:: What is required ::
List all lines of the data containing the word "vencer".

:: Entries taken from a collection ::
------------------------

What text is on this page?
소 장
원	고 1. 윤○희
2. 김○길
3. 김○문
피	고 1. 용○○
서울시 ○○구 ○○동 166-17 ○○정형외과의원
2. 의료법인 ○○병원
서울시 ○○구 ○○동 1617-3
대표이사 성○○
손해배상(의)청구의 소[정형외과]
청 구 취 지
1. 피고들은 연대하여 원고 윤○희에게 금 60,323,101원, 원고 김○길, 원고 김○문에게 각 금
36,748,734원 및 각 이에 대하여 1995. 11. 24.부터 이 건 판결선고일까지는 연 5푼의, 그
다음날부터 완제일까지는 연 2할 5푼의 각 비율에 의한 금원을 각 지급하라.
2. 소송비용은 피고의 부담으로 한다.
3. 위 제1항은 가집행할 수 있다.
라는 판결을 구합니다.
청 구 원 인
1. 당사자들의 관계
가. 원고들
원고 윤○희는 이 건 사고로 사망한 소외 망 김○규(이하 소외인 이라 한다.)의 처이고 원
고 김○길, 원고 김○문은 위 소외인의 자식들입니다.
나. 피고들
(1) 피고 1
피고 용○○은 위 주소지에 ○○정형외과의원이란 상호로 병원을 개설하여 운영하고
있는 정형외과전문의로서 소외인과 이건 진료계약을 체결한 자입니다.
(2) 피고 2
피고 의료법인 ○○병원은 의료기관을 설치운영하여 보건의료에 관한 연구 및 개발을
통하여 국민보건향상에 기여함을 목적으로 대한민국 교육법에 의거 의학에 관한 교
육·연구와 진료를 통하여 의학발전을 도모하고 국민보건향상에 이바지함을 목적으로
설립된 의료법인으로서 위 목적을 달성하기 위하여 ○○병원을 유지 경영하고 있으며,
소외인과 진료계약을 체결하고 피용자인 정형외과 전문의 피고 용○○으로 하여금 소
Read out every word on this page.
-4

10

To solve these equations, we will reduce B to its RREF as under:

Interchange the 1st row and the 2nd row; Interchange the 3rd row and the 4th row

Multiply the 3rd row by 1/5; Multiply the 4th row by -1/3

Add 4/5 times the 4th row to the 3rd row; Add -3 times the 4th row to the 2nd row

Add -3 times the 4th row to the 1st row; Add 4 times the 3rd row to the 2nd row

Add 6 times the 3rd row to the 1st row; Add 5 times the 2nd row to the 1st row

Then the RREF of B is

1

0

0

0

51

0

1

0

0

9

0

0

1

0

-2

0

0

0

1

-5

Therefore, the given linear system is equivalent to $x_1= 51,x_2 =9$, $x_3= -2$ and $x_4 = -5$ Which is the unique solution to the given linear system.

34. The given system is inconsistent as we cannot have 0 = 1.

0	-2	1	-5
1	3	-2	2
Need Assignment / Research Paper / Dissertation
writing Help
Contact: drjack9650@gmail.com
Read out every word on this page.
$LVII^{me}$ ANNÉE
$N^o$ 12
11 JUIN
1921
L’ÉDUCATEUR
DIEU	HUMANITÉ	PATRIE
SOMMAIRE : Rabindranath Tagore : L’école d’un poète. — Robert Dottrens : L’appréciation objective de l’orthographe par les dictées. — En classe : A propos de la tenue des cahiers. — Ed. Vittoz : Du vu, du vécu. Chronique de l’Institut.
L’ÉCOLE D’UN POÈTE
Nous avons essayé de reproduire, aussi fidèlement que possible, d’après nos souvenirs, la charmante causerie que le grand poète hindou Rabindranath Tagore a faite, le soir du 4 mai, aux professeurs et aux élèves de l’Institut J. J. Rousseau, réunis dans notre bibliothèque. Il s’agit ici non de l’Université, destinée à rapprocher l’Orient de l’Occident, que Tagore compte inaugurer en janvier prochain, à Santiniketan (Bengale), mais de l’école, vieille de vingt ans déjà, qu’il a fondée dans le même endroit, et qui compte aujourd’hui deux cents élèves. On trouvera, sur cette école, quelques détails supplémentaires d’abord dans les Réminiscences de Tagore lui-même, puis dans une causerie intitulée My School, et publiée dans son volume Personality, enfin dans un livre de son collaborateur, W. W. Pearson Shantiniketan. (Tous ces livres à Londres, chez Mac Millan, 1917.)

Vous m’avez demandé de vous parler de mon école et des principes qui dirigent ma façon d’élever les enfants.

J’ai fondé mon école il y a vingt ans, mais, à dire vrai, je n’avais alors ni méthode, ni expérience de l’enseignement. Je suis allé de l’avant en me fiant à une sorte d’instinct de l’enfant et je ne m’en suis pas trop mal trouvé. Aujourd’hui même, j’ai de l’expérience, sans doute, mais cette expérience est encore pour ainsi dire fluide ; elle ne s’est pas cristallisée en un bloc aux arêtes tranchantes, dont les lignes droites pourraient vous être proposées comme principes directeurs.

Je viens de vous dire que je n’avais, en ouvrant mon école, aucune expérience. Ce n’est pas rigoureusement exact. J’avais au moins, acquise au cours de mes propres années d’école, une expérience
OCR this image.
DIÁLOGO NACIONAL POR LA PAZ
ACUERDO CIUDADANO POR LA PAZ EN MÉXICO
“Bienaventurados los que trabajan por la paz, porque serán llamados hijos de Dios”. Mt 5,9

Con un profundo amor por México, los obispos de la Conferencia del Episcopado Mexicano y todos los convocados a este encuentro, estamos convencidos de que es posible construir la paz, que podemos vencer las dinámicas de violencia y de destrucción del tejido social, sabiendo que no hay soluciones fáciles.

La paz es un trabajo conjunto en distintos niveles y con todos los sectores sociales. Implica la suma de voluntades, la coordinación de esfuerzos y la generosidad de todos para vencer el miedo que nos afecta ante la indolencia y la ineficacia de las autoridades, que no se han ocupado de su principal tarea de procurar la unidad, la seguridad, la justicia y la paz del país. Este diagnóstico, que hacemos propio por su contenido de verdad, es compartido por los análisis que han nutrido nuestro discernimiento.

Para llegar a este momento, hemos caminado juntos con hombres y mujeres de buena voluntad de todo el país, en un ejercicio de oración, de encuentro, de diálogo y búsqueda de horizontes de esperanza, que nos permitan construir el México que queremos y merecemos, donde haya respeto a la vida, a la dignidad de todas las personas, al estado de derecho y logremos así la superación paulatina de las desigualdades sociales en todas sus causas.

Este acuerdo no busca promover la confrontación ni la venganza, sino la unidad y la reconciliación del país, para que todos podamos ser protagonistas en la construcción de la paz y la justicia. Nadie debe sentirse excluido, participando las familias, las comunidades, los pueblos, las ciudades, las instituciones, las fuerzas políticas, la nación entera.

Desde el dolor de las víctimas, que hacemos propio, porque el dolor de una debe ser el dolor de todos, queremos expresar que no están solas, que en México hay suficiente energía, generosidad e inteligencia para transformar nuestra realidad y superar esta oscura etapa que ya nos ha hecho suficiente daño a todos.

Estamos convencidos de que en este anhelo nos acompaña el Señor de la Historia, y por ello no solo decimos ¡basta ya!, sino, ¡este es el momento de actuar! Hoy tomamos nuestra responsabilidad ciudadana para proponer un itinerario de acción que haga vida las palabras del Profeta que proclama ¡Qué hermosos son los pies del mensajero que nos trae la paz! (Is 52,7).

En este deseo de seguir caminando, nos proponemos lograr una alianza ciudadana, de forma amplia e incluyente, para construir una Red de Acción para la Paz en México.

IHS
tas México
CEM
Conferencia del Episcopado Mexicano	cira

------------------------

:: Complete answer ::
Con un profundo amor por México, los obispos de la Conferencia del Episcopado Mexicano y todos los convocados a este encuentro, estamos convencidos de que es posible construir la paz, que podemos vencer las dinámicas de violencia y de destrucción del tejido social, sabiendo que no hay soluciones fáciles.
La paz es un trabajo conjunto en distintos niveles y con todos los sectores sociales. Implica la suma de voluntades, la coordinación de esfuerzos y la generosidad de todos para vencer el miedo que nos afecta ante la indolencia y la ineficacia de las autoridades, que no se han ocupado de su principal tarea de procurar la unidad, la seguridad, la justicia y la paz del país. Este diagnóstico, que hacemos propio por su contenido de verdad, es compartido por los análisis que han nutrido nuestro discernimiento.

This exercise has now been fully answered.